◆ What to do
Copy each entry as it stands, leaving nothing out.

(Saved entries)

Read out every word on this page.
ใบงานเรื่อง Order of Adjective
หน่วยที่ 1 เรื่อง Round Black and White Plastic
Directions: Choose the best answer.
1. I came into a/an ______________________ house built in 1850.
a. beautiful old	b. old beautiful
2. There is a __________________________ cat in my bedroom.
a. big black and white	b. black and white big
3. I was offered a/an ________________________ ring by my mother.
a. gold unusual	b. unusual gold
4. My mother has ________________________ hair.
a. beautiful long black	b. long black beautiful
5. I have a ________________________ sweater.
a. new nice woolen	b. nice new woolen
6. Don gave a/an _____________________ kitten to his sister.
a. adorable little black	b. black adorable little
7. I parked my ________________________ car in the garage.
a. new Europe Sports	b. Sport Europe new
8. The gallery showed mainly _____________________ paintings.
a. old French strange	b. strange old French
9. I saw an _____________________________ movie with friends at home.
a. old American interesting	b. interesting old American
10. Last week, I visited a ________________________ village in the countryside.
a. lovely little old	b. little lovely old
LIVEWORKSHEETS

◆ Response for this exercise
Read out every word on this page.
ใบงานเรื่อง Order of Adjective
หน่วยที่ 1 เรื่อง Round Black and White Plastic
Directions: Choose the best answer.
1. I came into a/an ______________________ house built in 1850.
a. beautiful old	b. old beautiful
2. There is a __________________________ cat in my bedroom.
a. big black and white	b. black and white big
3. I was offered a/an ________________________ ring by my mother.
a. gold unusual	b. unusual gold
4. My mother has ________________________ hair.
a. beautiful long black	b. long black beautiful
5. I have a ________________________ sweater.
a. new nice woolen	b. nice new woolen
6. Don gave a/an _____________________ kitten to his sister.
a. adorable little black	b. black adorable little
7. I parked my ________________________ car in the garage.
a. new Europe Sports	b. Sport Europe new
8. The gallery showed mainly _____________________ paintings.
a. old French strange	b. strange old French
9. I saw an _____________________________ movie with friends at home.
a. old American interesting	b. interesting old American
10. Last week, I visited a ________________________ village in the countryside.
a. lovely little old	b. little lovely old
LIVEWORKSHEETS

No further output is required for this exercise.